Problem statement
Copy each line of the listing below exactly.

Task data
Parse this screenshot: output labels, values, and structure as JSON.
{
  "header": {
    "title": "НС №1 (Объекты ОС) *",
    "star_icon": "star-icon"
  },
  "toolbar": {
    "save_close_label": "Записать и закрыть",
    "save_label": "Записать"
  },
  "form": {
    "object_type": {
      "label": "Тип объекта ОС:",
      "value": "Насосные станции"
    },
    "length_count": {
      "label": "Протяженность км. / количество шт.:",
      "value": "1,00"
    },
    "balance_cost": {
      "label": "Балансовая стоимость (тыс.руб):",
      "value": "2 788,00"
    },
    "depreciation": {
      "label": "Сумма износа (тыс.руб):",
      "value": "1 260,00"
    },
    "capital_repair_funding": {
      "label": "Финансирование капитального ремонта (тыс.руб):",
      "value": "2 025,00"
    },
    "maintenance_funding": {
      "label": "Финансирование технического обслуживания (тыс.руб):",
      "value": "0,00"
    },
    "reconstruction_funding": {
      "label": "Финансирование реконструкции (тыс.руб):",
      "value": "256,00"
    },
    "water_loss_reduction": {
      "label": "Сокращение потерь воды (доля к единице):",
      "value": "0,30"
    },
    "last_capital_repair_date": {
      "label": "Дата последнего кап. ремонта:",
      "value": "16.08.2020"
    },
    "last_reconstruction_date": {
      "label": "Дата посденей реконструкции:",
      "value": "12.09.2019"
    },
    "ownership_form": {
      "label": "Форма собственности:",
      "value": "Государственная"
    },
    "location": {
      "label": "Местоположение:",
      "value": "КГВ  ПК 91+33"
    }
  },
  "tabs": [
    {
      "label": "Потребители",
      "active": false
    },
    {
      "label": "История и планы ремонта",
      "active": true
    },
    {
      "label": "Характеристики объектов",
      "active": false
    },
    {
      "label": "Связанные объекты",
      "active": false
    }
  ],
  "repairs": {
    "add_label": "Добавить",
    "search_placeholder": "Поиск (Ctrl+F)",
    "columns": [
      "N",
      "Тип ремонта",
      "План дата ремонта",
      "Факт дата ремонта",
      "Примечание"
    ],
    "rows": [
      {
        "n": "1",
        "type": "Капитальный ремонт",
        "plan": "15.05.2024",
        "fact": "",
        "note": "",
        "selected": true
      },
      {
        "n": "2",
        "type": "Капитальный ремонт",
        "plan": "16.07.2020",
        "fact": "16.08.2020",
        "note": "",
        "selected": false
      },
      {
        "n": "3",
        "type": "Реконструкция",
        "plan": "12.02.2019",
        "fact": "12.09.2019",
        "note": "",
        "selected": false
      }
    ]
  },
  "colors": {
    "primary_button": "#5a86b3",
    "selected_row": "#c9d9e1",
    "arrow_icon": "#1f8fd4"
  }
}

Answer to the exercise
Parse this screenshot: output labels, values, and structure as JSON.
{
  "header": {
    "title": "НС №1 (Объекты ОС) *",
    "star_icon": "star-icon"
  },
  "toolbar": {
    "save_close_label": "Записать и закрыть",
    "save_label": "Записать"
  },
  "form": {
    "object_type": {
      "label": "Тип объекта ОС:",
      "value": "Насосные станции"
    },
    "length_count": {
      "label": "Протяженность км. / количество шт.:",
      "value": "1,00"
    },
    "balance_cost": {
      "label": "Балансовая стоимость (тыс.руб):",
      "value": "2 788,00"
    },
    "depreciation": {
      "label": "Сумма износа (тыс.руб):",
      "value": "1 260,00"
    },
    "capital_repair_funding": {
      "label": "Финансирование капитального ремонта (тыс.руб):",
      "value": "2 025,00"
    },
    "maintenance_funding": {
      "label": "Финансирование технического обслуживания (тыс.руб):",
      "value": "0,00"
    },
    "reconstruction_funding": {
      "label": "Финансирование реконструкции (тыс.руб):",
      "value": "256,00"
    },
    "water_loss_reduction": {
      "label": "Сокращение потерь воды (доля к единице):",
      "value": "0,30"
    },
    "last_capital_repair_date": {
      "label": "Дата последнего кап. ремонта:",
      "value": "16.08.2020"
    },
    "last_reconstruction_date": {
      "label": "Дата посденей реконструкции:",
      "value": "12.09.2019"
    },
    "ownership_form": {
      "label": "Форма собственности:",
      "value": "Государственная"
    },
    "location": {
      "label": "Местоположение:",
      "value": "КГВ  ПК 91+33"
    }
  },
  "tabs": [
    {
      "label": "Потребители",
      "active": false
    },
    {
      "label": "История и планы ремонта",
      "active": true
    },
    {
      "label": "Характеристики объектов",
      "active": false
    },
    {
      "label": "Связанные объекты",
      "active": false
    }
  ],
  "repairs": {
    "add_label": "Добавить",
    "search_placeholder": "Поиск (Ctrl+F)",
    "columns": [
      "N",
      "Тип ремонта",
      "План дата ремонта",
      "Факт дата ремонта",
      "Примечание"
    ],
    "rows": [
      {
        "n": "1",
        "type": "Капитальный ремонт",
        "plan": "15.05.2024",
        "fact": "",
        "note": "",
        "selected": true
      },
      {
        "n": "2",
        "type": "Капитальный ремонт",
        "plan": "16.07.2020",
        "fact": "16.08.2020",
        "note": "",
        "selected": false
      },
      {
        "n": "3",
        "type": "Реконструкция",
        "plan": "12.02.2019",
        "fact": "12.09.2019",
        "note": "",
        "selected": false
      }
    ]
  },
  "colors": {
    "primary_button": "#5a86b3",
    "selected_row": "#c9d9e1",
    "arrow_icon": "#1f8fd4"
  }
}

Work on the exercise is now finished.